> Task description:
Set down each line of the data below exactly as it stands, dropping the pictures.

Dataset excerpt
╭──
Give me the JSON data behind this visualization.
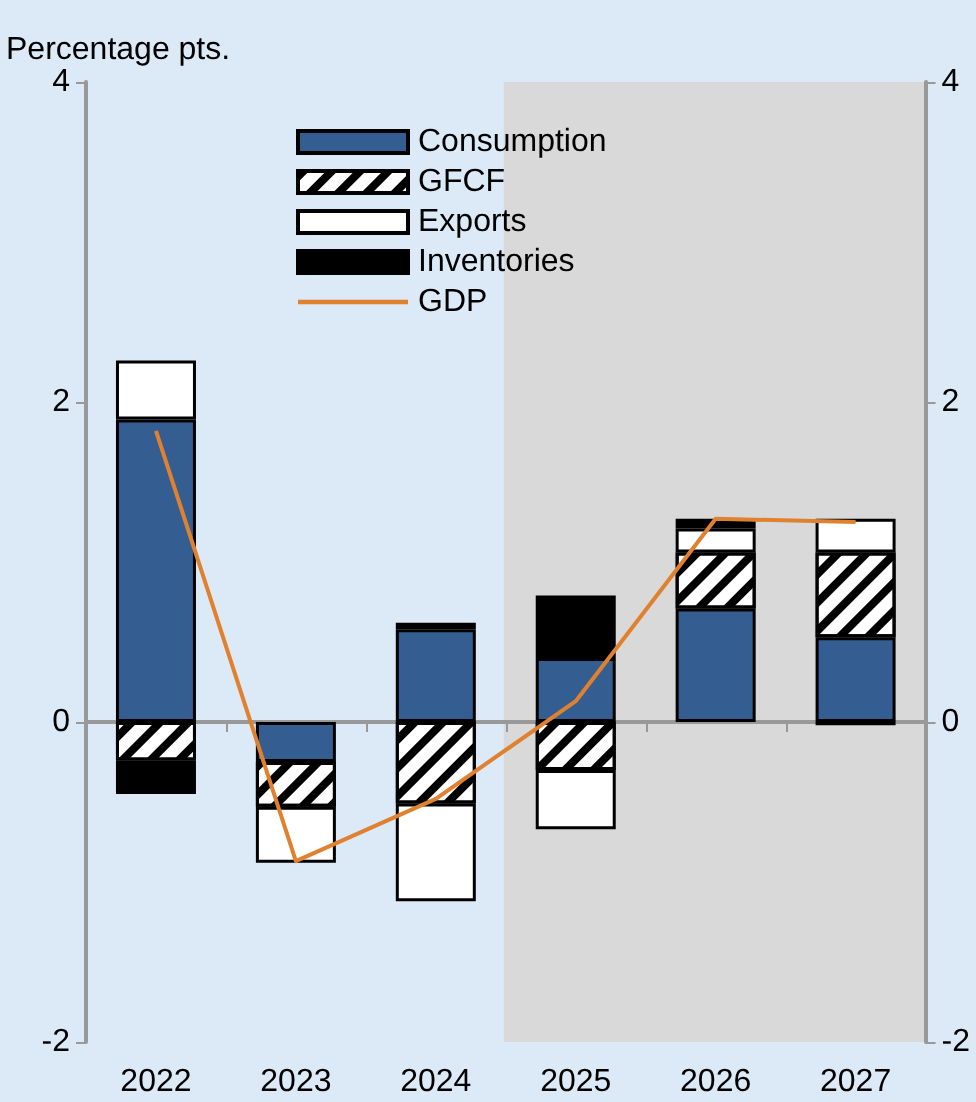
{
  "chart_data": {
    "type": "bar",
    "stacked": true,
    "ylabel": "Percentage pts.",
    "categories": [
      "2022",
      "2023",
      "2024",
      "2025",
      "2026",
      "2027"
    ],
    "series": [
      {
        "name": "Consumption",
        "color": "#345e91",
        "values": [
          1.89,
          -0.25,
          0.58,
          0.4,
          0.71,
          0.53
        ]
      },
      {
        "name": "GFCF",
        "color": "#ffffff",
        "values": [
          -0.24,
          -0.28,
          -0.51,
          -0.3,
          0.35,
          0.53
        ]
      },
      {
        "name": "Exports",
        "color": "#ffffff",
        "values": [
          0.37,
          -0.35,
          -0.61,
          -0.37,
          0.15,
          0.21
        ]
      },
      {
        "name": "Inventories",
        "color": "#000000",
        "values": [
          -0.21,
          null,
          0.04,
          0.39,
          0.06,
          -0.02
        ]
      },
      {
        "name": "GDP",
        "type": "line",
        "color": "#e0812f",
        "values": [
          1.82,
          -0.87,
          -0.48,
          0.13,
          1.27,
          1.25
        ]
      }
    ],
    "ylim": [
      -2,
      4
    ],
    "yticks": [
      -2,
      0,
      2,
      4
    ],
    "y2lim": [
      -2,
      4
    ],
    "y2ticks": [
      -2,
      0,
      2,
      4
    ],
    "bands": [
      {
        "axis": "x",
        "from": "2025",
        "to": "2027",
        "color": "#d9d9d9"
      }
    ],
    "legend": "top",
    "marker": "none"
  }
}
╰──
> The result:
Give me the JSON data behind this visualization.
{
  "chart_data": {
    "type": "bar",
    "stacked": true,
    "ylabel": "Percentage pts.",
    "categories": [
      "2022",
      "2023",
      "2024",
      "2025",
      "2026",
      "2027"
    ],
    "series": [
      {
        "name": "Consumption",
        "color": "#345e91",
        "values": [
          1.89,
          -0.25,
          0.58,
          0.4,
          0.71,
          0.53
        ]
      },
      {
        "name": "GFCF",
        "color": "#ffffff",
        "values": [
          -0.24,
          -0.28,
          -0.51,
          -0.3,
          0.35,
          0.53
        ]
      },
      {
        "name": "Exports",
        "color": "#ffffff",
        "values": [
          0.37,
          -0.35,
          -0.61,
          -0.37,
          0.15,
          0.21
        ]
      },
      {
        "name": "Inventories",
        "color": "#000000",
        "values": [
          -0.21,
          null,
          0.04,
          0.39,
          0.06,
          -0.02
        ]
      },
      {
        "name": "GDP",
        "type": "line",
        "color": "#e0812f",
        "values": [
          1.82,
          -0.87,
          -0.48,
          0.13,
          1.27,
          1.25
        ]
      }
    ],
    "ylim": [
      -2,
      4
    ],
    "yticks": [
      -2,
      0,
      2,
      4
    ],
    "y2lim": [
      -2,
      4
    ],
    "y2ticks": [
      -2,
      0,
      2,
      4
    ],
    "bands": [
      {
        "axis": "x",
        "from": "2025",
        "to": "2027",
        "color": "#d9d9d9"
      }
    ],
    "legend": "top",
    "marker": "none"
  }
}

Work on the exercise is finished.